### Trecho do texto:
::::::::

A Lei 11.923/09 e o famigerado "Sequestro - Relâmpago": Afinal, que "raio" de crime é esse?
Eduardo Luiz Santos Cabette, Delegado de Polícia, Mestre em Direito Social, Pós-graduado com especialização em Direito Penal e Criminologia e Professor de Direito Penal, Processo Penal e Legislação Penal e Processual Penal Especial na graduação e na Pós-graduação da Unisal.
Eduardo Luiz Santos Cabette ( * )
1 - INTRODUÇÃOHá muito tempo que a subtração ou obtenção, mediante violência e/ou grave ameaça de bens das pessoas tem eventualmente ocorrido com o adicional do cerceamento da liberdade da vítima pelo infrator, seja como meio usado para a realização do crime patrimonial, seja como conduta posterior, motivada pelas mais variadas razões.
Ocorre que o advento da tecnologia, especificamente aquela aplicada aos serviços bancários, acabou por intensificar tal procedimento criminoso. Com o surgimento e a disseminação dos caixas eletrônicos de autoatendimento (caixas 24 horas), elevou-se bastante a estatística dessa espécie de ocorrência. As "vantagens" assim apresentadas pelo sistema bancário aos seus clientes, acabam sendo muito mais interessantes para os próprios bancos do que efetivamente para o público. É claro que isso não é nenhuma surpresa ou exceção à regra, mas parece que muito poucas pessoas se dão conta da lesão que sofrem, travestida em supostos benefícios.

::::::::

### Registros exibidos:
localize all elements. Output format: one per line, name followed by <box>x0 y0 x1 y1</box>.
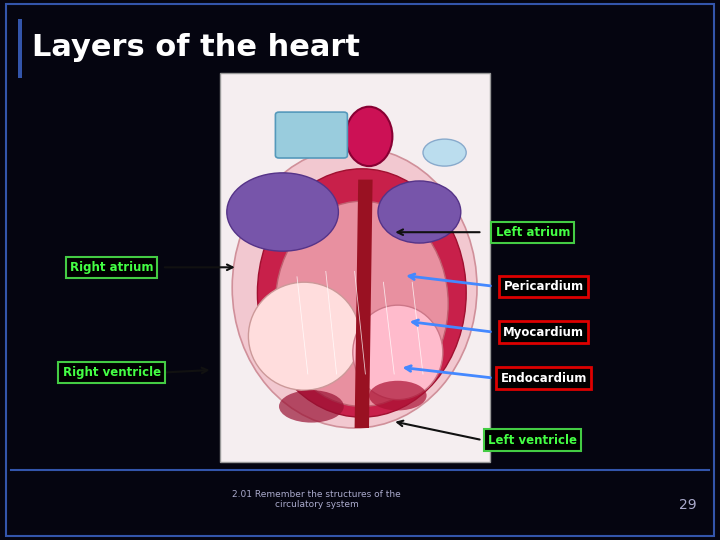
Text: Left ventricle: Left ventricle <box>488 434 577 447</box>
Text: Layers of the heart: Layers of the heart <box>32 33 361 62</box>
Text: 2.01 Remember the structures of the
circulatory system: 2.01 Remember the structures of the circ… <box>233 490 401 509</box>
Ellipse shape <box>346 107 392 166</box>
Text: 29: 29 <box>679 498 696 512</box>
Polygon shape <box>355 180 373 428</box>
Text: Myocardium: Myocardium <box>503 326 584 339</box>
FancyBboxPatch shape <box>18 19 22 78</box>
Ellipse shape <box>275 201 448 407</box>
Ellipse shape <box>423 139 467 166</box>
Ellipse shape <box>279 390 344 423</box>
Ellipse shape <box>248 282 360 390</box>
Ellipse shape <box>378 181 461 243</box>
Text: Right ventricle: Right ventricle <box>63 366 161 379</box>
Ellipse shape <box>258 169 467 417</box>
Ellipse shape <box>227 173 338 251</box>
Ellipse shape <box>353 305 443 400</box>
Text: Endocardium: Endocardium <box>500 372 587 384</box>
Ellipse shape <box>369 381 426 410</box>
Text: Pericardium: Pericardium <box>503 280 584 293</box>
FancyBboxPatch shape <box>220 73 490 462</box>
Ellipse shape <box>232 147 477 428</box>
FancyBboxPatch shape <box>275 112 347 158</box>
Text: Left atrium: Left atrium <box>495 226 570 239</box>
Text: Right atrium: Right atrium <box>70 261 153 274</box>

::::::::

### Lista de tarefas:
(a) Quais qualificações o texto sobre o sequestro-relâmpago atribui a Eduardo Luiz Santos Cabette? Liste todas.
(b) Dê seguimento ao texto sobre o sequestro-relâmpago, começando logo após a última frase apresentada.

### Respostas dos exercícios:
(a)
- Delegado de Polícia
- Mestre em Direito Social
- Pós-graduado com especialização em Direito Penal e Criminologia
- Professor de Direito Penal, Processo Penal e Legislação Penal e Processual Penal Especial na graduação e na Pós-graduação da Unisal

(b)
A lesão ao público inicia-se por uma forma sutil de prestação de serviços a terceiros sem contraprestação, numa discreta proximidade com uma situação de "trabalho escravo" descontínuo ou pontual e sem necessidade de uso de coação física ou moral. As pessoas são convertidas em assemelhados a "escravos" pelos bancos, através do recurso não violento do engodo, que as transforma em algo pior do que simples "escravos"; as converte em "escravos satisfeitos". Afinal, quando um cliente vai a um banco fazer um saque, um depósito, pagar uma conta etc., deveria receber o atendimento de um funcionário. No autoatendimento o cliente presta esse serviço ao banco e nada recebe em troca. Aliás, embora a proximidade com o "trabalho escravo" seja abrandada pela ausência de coação, cerceamento da liberdade etc., em certos pontos é pior. Isso porque, ao que se saiba, os antigos escravos não costumavam, além de nada receberem por seu trabalho, ainda pagarem para trabalhar. E é isso que hoje, "alegremente", todos fazem para os bancos quando utilizam o "vantajoso" autoatendimento.(1) Note-se também que a lesão à sociedade é ainda maior se for levada em consideração a eliminação dos inúmeros postos de emprego que seriam ocupados por bancários que deveriam atender aos clientes.
Mas, não é somente sob o aspecto da exploração descarada, ocultada pelo engodo do discurso da modernidade ágil, autônoma e eficiente, que o sistema de autoatendimento tem causado prejuízos às pessoas e vantagens muito maiores aos bancos. Como já mencionado, acresce-se o problema da segurança. O acesso do cliente aos terminais em locais e horários nos quais não se disponibiliza um sistema adequado de segurança, certamente é um dos motivos do assustador incremento das condutas criminosas objeto desse estudo. Ora, se os bancos pretendem ofertar serviços e facilidades a seus clientes, tendo como um dos motivos a enorme ampliação do número de usuários das agências, deveria efetuar o devido investimento, inclusive prestando sua cota de contribuição à sociedade com a respectiva criação de empregos para bancários e agentes de segurança necessários para um verdadeiro atendimento 24 horas.
Inobstante a clareza do absurdo da situação exposta, com seus consequentes prejuízos sociais em prol dos interesses de um segmento privilegiado e restrito, a verdade é que muito poucos ou quase ninguém se dá conta da realidade em geral e especificamente de seu matiz criminógeno.
O enfrentamento da questão acaba, como usualmente acontece, se reduzindo obtusamente a aparentes e meramente simbólicas reações repressivo - punitivas de cariz jurídico - penal.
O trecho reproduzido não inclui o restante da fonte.